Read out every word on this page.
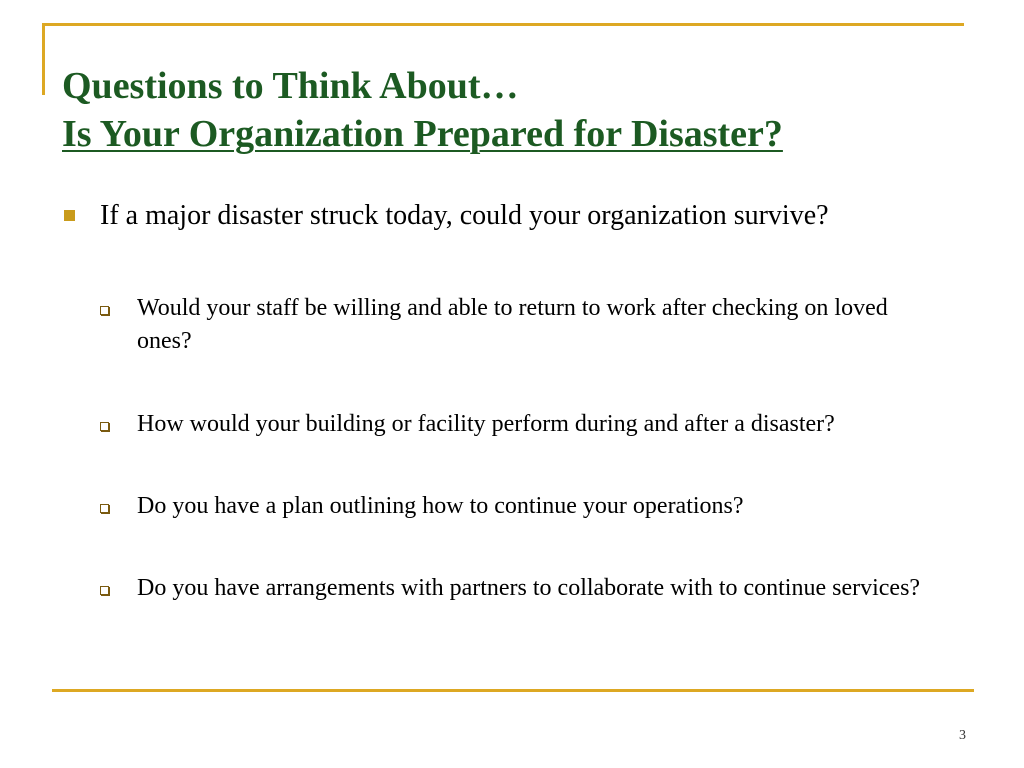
Questions to Think About…
Is Your Organization Prepared for Disaster?
If a major disaster struck today, could your organization survive?
Would your staff be willing and able to return to work after checking on loved ones?
How would your building or facility perform during and after a disaster?
Do you have a plan outlining how to continue your operations?
Do you have arrangements with partners to collaborate with to continue services?
3
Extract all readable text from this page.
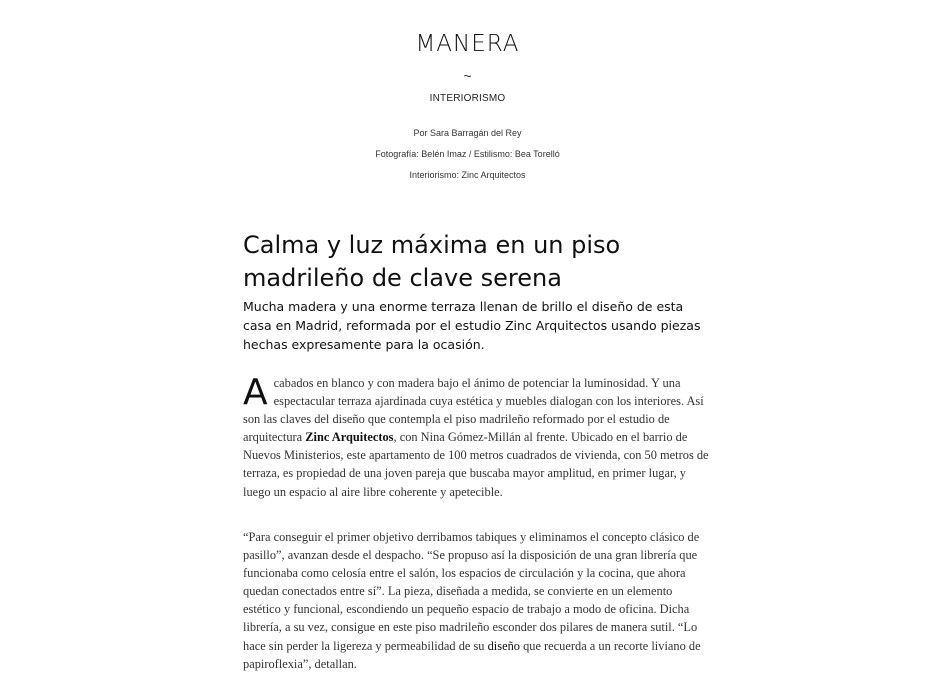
MANERA
~
INTERIORISMO
Por Sara Barragán del Rey
Fotografía: Belén Imaz / Estilismo: Bea Torelló
Interiorismo: Zinc Arquitectos
Calma y luz máxima en un piso madrileño de clave serena

Mucha madera y una enorme terraza llenan de brillo el diseño de esta casa en Madrid, reformada por el estudio Zinc Arquitectos usando piezas hechas expresamente para la ocasión.

Acabados en blanco y con madera bajo el ánimo de potenciar la luminosidad. Y una espectacular terraza ajardinada cuya estética y muebles dialogan con los interiores. Así son las claves del diseño que contempla el piso madrileño reformado por el estudio de arquitectura Zinc Arquitectos, con Nina Gómez-Millán al frente. Ubicado en el barrio de Nuevos Ministerios, este apartamento de 100 metros cuadrados de vivienda, con 50 metros de terraza, es propiedad de una joven pareja que buscaba mayor amplitud, en primer lugar, y luego un espacio al aire libre coherente y apetecible.

“Para conseguir el primer objetivo derribamos tabiques y eliminamos el concepto clásico de pasillo”, avanzan desde el despacho. “Se propuso así la disposición de una gran librería que funcionaba como celosía entre el salón, los espacios de circulación y la cocina, que ahora quedan conectados entre sí”. La pieza, diseñada a medida, se convierte en un elemento estético y funcional, escondiendo un pequeño espacio de trabajo a modo de oficina. Dicha librería, a su vez, consigue en este piso madrileño esconder dos pilares de manera sutil. “Lo hace sin perder la ligereza y permeabilidad de su diseño que recuerda a un recorte liviano de papiroflexia”, detallan.
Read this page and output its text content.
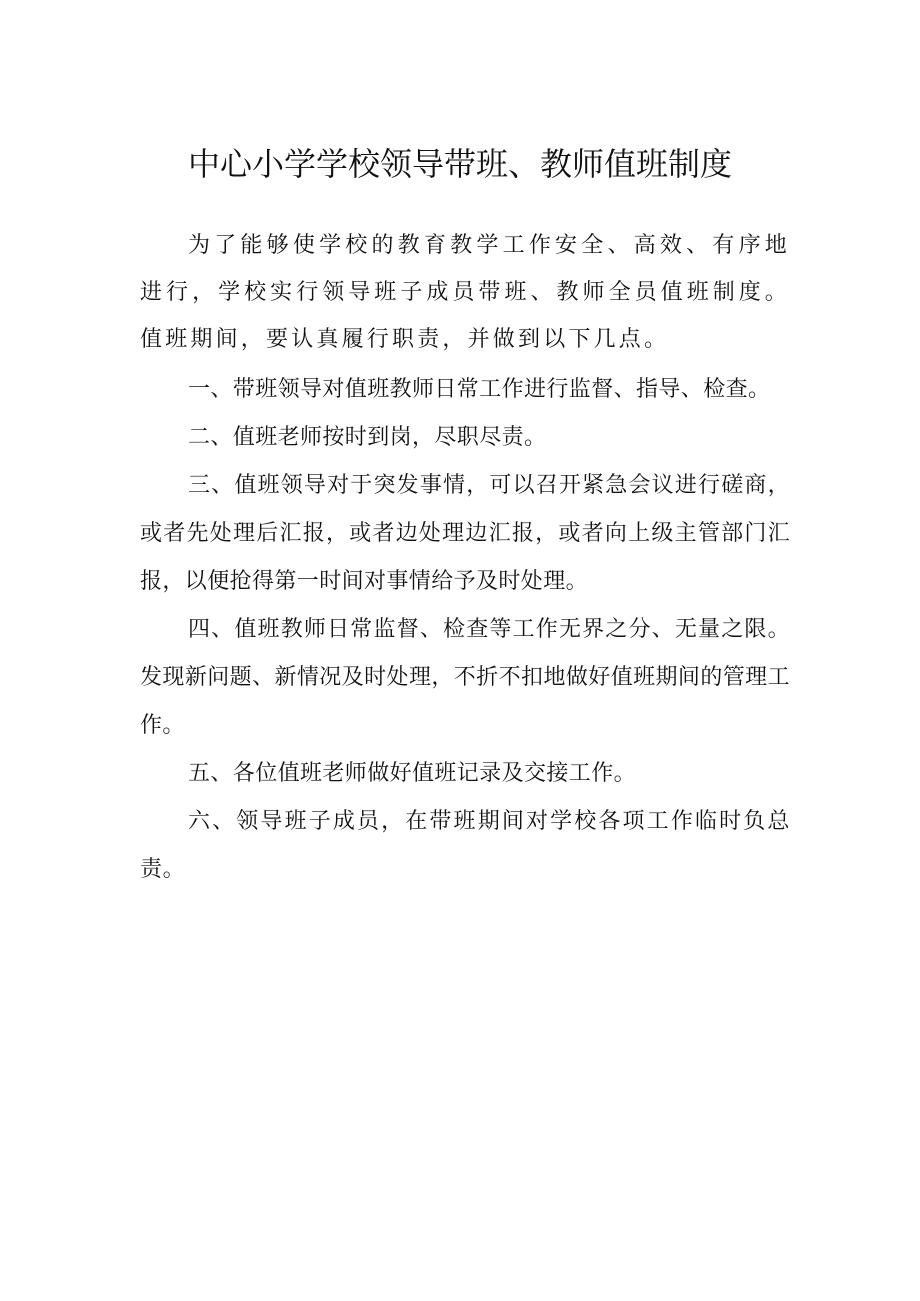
中心小学学校领导带班、教师值班制度

为了能够使学校的教育教学工作安全、高效、有序地进行，学校实行领导班子成员带班、教师全员值班制度。值班期间，要认真履行职责，并做到以下几点。

一、带班领导对值班教师日常工作进行监督、指导、检查。

二、值班老师按时到岗，尽职尽责。

三、值班领导对于突发事情，可以召开紧急会议进行磋商，或者先处理后汇报，或者边处理边汇报，或者向上级主管部门汇报，以便抢得第一时间对事情给予及时处理。

四、值班教师日常监督、检查等工作无界之分、无量之限。发现新问题、新情况及时处理，不折不扣地做好值班期间的管理工作。

五、各位值班老师做好值班记录及交接工作。

六、领导班子成员，在带班期间对学校各项工作临时负总责。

*Exercise instructions*:
Using the listing above, return all lines where the word "after" occurs.

*Response to this task*:
Would your staff be willing and able to return to work after checking on loved ones?
How would your building or facility perform during and after a disaster?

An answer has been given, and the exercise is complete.